* start *

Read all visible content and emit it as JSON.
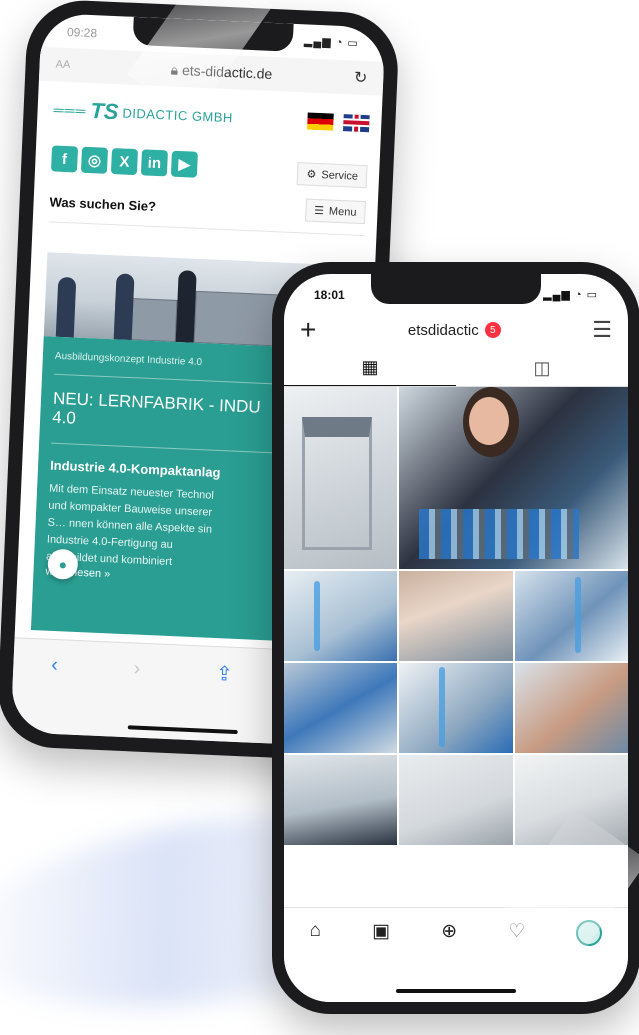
{
  "browser_phone": {
    "status_time": "09:28",
    "status_signals": "▂▄▆ ◔ ▭",
    "address_bar": {
      "text_size": "AA",
      "url": "ets-didactic.de",
      "reload_icon": "reload-icon"
    },
    "logo": {
      "lines": "═══",
      "ts": "TS",
      "company": "DIDACTIC GMBH"
    },
    "service_label": "Service",
    "menu_label": "Menu",
    "social_icons": [
      "f",
      "◎",
      "X",
      "in",
      "▶"
    ],
    "search": {
      "label": "Was suchen Sie?",
      "icon": "search-icon"
    },
    "panel": {
      "crumb": "Ausbildungskonzept Industrie 4.0",
      "headline": "NEU: LERNFABRIK - INDU\n4.0",
      "sub": "Industrie 4.0-Kompaktanlag",
      "body": "Mit dem Einsatz neuester Technol\nund kompakter Bauweise unserer\nS… nnen können alle Aspekte sin\nIndustrie 4.0-Fertigung au\nabgebildet und kombiniert",
      "more": "weiterlesen »"
    },
    "toolbar": {
      "back": "‹",
      "forward": "›",
      "share": "⇪",
      "bookmarks": "▯"
    }
  },
  "instagram_phone": {
    "status_time": "18:01",
    "status_signals": "▂▄▆ ◔ ▭",
    "header": {
      "plus": "+",
      "username": "etsdidactic",
      "badge": "5",
      "menu": "☰"
    },
    "tabs": {
      "grid_icon": "▦",
      "tagged_icon": "◫"
    },
    "bottom_nav": {
      "home": "⌂",
      "reels": "▣",
      "add": "⊕",
      "likes": "♡"
    }
  },
  "colors": {
    "brand_teal": "#2a9e92",
    "link_blue": "#2f7df6",
    "badge_red": "#ff3041"
  }
}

* end *

The material above holds pictures; copy everything else in it exactly.

Solution:
Read all visible content and emit it as JSON.
{
  "browser_phone": {
    "status_time": "09:28",
    "status_signals": "▂▄▆ ◔ ▭",
    "address_bar": {
      "text_size": "AA",
      "url": "ets-didactic.de",
      "reload_icon": "reload-icon"
    },
    "logo": {
      "lines": "═══",
      "ts": "TS",
      "company": "DIDACTIC GMBH"
    },
    "service_label": "Service",
    "menu_label": "Menu",
    "social_icons": [
      "f",
      "◎",
      "X",
      "in",
      "▶"
    ],
    "search": {
      "label": "Was suchen Sie?",
      "icon": "search-icon"
    },
    "panel": {
      "crumb": "Ausbildungskonzept Industrie 4.0",
      "headline": "NEU: LERNFABRIK - INDU\n4.0",
      "sub": "Industrie 4.0-Kompaktanlag",
      "body": "Mit dem Einsatz neuester Technol\nund kompakter Bauweise unserer\nS… nnen können alle Aspekte sin\nIndustrie 4.0-Fertigung au\nabgebildet und kombiniert",
      "more": "weiterlesen »"
    },
    "toolbar": {
      "back": "‹",
      "forward": "›",
      "share": "⇪",
      "bookmarks": "▯"
    }
  },
  "instagram_phone": {
    "status_time": "18:01",
    "status_signals": "▂▄▆ ◔ ▭",
    "header": {
      "plus": "+",
      "username": "etsdidactic",
      "badge": "5",
      "menu": "☰"
    },
    "tabs": {
      "grid_icon": "▦",
      "tagged_icon": "◫"
    },
    "bottom_nav": {
      "home": "⌂",
      "reels": "▣",
      "add": "⊕",
      "likes": "♡"
    }
  },
  "colors": {
    "brand_teal": "#2a9e92",
    "link_blue": "#2f7df6",
    "badge_red": "#ff3041"
  }
}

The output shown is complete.